Your task is to print the material below exactly as presented.

^^^^^^^^

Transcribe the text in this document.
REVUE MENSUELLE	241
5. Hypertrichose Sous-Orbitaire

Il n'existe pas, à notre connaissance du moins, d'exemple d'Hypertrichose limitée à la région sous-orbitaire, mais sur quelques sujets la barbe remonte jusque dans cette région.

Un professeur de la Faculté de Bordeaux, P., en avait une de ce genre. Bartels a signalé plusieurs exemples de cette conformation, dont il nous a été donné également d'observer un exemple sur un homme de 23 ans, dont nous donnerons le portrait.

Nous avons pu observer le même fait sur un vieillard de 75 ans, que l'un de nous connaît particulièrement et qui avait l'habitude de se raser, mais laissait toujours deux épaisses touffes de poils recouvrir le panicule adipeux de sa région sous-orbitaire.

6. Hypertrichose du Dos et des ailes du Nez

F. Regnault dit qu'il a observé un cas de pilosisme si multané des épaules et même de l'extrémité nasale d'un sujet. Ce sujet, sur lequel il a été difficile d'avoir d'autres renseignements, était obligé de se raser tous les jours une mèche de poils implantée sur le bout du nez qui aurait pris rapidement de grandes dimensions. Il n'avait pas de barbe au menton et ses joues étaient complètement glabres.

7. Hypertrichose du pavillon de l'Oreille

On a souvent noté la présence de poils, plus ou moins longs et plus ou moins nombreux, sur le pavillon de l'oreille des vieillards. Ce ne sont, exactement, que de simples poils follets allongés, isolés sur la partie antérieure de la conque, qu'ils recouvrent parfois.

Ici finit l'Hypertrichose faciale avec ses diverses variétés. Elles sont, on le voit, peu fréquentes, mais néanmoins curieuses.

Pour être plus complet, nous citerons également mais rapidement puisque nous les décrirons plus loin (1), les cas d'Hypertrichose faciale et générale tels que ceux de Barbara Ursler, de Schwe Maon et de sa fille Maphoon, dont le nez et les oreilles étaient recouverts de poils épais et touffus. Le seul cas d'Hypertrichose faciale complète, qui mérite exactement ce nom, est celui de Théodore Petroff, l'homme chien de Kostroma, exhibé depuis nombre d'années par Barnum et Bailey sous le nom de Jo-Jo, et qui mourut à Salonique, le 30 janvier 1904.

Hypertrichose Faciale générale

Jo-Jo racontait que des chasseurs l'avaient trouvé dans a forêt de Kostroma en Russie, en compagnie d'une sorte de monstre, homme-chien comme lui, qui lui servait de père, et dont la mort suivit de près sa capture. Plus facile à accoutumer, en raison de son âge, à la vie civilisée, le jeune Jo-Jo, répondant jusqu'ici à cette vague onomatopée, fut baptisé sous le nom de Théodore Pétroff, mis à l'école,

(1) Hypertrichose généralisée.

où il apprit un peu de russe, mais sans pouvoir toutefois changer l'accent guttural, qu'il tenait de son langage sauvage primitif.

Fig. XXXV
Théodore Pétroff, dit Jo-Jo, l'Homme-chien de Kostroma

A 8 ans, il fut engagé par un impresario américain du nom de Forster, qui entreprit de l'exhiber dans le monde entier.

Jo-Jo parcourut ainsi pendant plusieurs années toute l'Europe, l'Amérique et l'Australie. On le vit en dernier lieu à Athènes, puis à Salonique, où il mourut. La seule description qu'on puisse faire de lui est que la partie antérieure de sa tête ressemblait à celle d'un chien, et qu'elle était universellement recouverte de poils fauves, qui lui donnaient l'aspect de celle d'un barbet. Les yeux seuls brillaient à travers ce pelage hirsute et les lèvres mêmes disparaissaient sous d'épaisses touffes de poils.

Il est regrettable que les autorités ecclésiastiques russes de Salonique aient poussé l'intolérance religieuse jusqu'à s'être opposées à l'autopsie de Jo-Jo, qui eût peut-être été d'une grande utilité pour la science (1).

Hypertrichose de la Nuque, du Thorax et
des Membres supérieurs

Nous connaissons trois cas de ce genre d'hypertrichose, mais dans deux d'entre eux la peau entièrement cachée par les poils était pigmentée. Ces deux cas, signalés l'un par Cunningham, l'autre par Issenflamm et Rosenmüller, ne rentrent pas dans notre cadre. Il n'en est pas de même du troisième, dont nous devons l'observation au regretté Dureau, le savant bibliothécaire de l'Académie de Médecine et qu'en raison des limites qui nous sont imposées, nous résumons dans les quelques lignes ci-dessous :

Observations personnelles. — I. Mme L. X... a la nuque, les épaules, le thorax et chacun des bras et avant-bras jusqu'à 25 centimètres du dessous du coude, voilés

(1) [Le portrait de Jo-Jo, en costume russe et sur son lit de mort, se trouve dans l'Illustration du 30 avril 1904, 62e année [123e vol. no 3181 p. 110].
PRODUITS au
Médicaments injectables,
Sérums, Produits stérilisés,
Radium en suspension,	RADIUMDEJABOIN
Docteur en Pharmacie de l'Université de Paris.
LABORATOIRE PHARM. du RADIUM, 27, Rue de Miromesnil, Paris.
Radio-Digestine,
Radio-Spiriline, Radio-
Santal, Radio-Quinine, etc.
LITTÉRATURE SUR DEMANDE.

^^^^^^^^

REPLY TO THE TASK:
Transcribe the text in this document.
REVUE MENSUELLE	241
5. Hypertrichose Sous-Orbitaire

Il n'existe pas, à notre connaissance du moins, d'exemple d'Hypertrichose limitée à la région sous-orbitaire, mais sur quelques sujets la barbe remonte jusque dans cette région.

Un professeur de la Faculté de Bordeaux, P., en avait une de ce genre. Bartels a signalé plusieurs exemples de cette conformation, dont il nous a été donné également d'observer un exemple sur un homme de 23 ans, dont nous donnerons le portrait.

Nous avons pu observer le même fait sur un vieillard de 75 ans, que l'un de nous connaît particulièrement et qui avait l'habitude de se raser, mais laissait toujours deux épaisses touffes de poils recouvrir le panicule adipeux de sa région sous-orbitaire.

6. Hypertrichose du Dos et des ailes du Nez

F. Regnault dit qu'il a observé un cas de pilosisme si multané des épaules et même de l'extrémité nasale d'un sujet. Ce sujet, sur lequel il a été difficile d'avoir d'autres renseignements, était obligé de se raser tous les jours une mèche de poils implantée sur le bout du nez qui aurait pris rapidement de grandes dimensions. Il n'avait pas de barbe au menton et ses joues étaient complètement glabres.

7. Hypertrichose du pavillon de l'Oreille

On a souvent noté la présence de poils, plus ou moins longs et plus ou moins nombreux, sur le pavillon de l'oreille des vieillards. Ce ne sont, exactement, que de simples poils follets allongés, isolés sur la partie antérieure de la conque, qu'ils recouvrent parfois.

Ici finit l'Hypertrichose faciale avec ses diverses variétés. Elles sont, on le voit, peu fréquentes, mais néanmoins curieuses.

Pour être plus complet, nous citerons également mais rapidement puisque nous les décrirons plus loin (1), les cas d'Hypertrichose faciale et générale tels que ceux de Barbara Ursler, de Schwe Maon et de sa fille Maphoon, dont le nez et les oreilles étaient recouverts de poils épais et touffus. Le seul cas d'Hypertrichose faciale complète, qui mérite exactement ce nom, est celui de Théodore Petroff, l'homme chien de Kostroma, exhibé depuis nombre d'années par Barnum et Bailey sous le nom de Jo-Jo, et qui mourut à Salonique, le 30 janvier 1904.

Hypertrichose Faciale générale

Jo-Jo racontait que des chasseurs l'avaient trouvé dans a forêt de Kostroma en Russie, en compagnie d'une sorte de monstre, homme-chien comme lui, qui lui servait de père, et dont la mort suivit de près sa capture. Plus facile à accoutumer, en raison de son âge, à la vie civilisée, le jeune Jo-Jo, répondant jusqu'ici à cette vague onomatopée, fut baptisé sous le nom de Théodore Pétroff, mis à l'école,

(1) Hypertrichose généralisée.

où il apprit un peu de russe, mais sans pouvoir toutefois changer l'accent guttural, qu'il tenait de son langage sauvage primitif.

Fig. XXXV
Théodore Pétroff, dit Jo-Jo, l'Homme-chien de Kostroma

A 8 ans, il fut engagé par un impresario américain du nom de Forster, qui entreprit de l'exhiber dans le monde entier.

Jo-Jo parcourut ainsi pendant plusieurs années toute l'Europe, l'Amérique et l'Australie. On le vit en dernier lieu à Athènes, puis à Salonique, où il mourut. La seule description qu'on puisse faire de lui est que la partie antérieure de sa tête ressemblait à celle d'un chien, et qu'elle était universellement recouverte de poils fauves, qui lui donnaient l'aspect de celle d'un barbet. Les yeux seuls brillaient à travers ce pelage hirsute et les lèvres mêmes disparaissaient sous d'épaisses touffes de poils.

Il est regrettable que les autorités ecclésiastiques russes de Salonique aient poussé l'intolérance religieuse jusqu'à s'être opposées à l'autopsie de Jo-Jo, qui eût peut-être été d'une grande utilité pour la science (1).

Hypertrichose de la Nuque, du Thorax et
des Membres supérieurs

Nous connaissons trois cas de ce genre d'hypertrichose, mais dans deux d'entre eux la peau entièrement cachée par les poils était pigmentée. Ces deux cas, signalés l'un par Cunningham, l'autre par Issenflamm et Rosenmüller, ne rentrent pas dans notre cadre. Il n'en est pas de même du troisième, dont nous devons l'observation au regretté Dureau, le savant bibliothécaire de l'Académie de Médecine et qu'en raison des limites qui nous sont imposées, nous résumons dans les quelques lignes ci-dessous :

Observations personnelles. — I. Mme L. X... a la nuque, les épaules, le thorax et chacun des bras et avant-bras jusqu'à 25 centimètres du dessous du coude, voilés

(1) [Le portrait de Jo-Jo, en costume russe et sur son lit de mort, se trouve dans l'Illustration du 30 avril 1904, 62e année [123e vol. no 3181 p. 110].
PRODUITS au
Médicaments injectables,
Sérums, Produits stérilisés,
Radium en suspension,	RADIUMDEJABOIN
Docteur en Pharmacie de l'Université de Paris.
LABORATOIRE PHARM. du RADIUM, 27, Rue de Miromesnil, Paris.
Radio-Digestine,
Radio-Spiriline, Radio-
Santal, Radio-Quinine, etc.
LITTÉRATURE SUR DEMANDE.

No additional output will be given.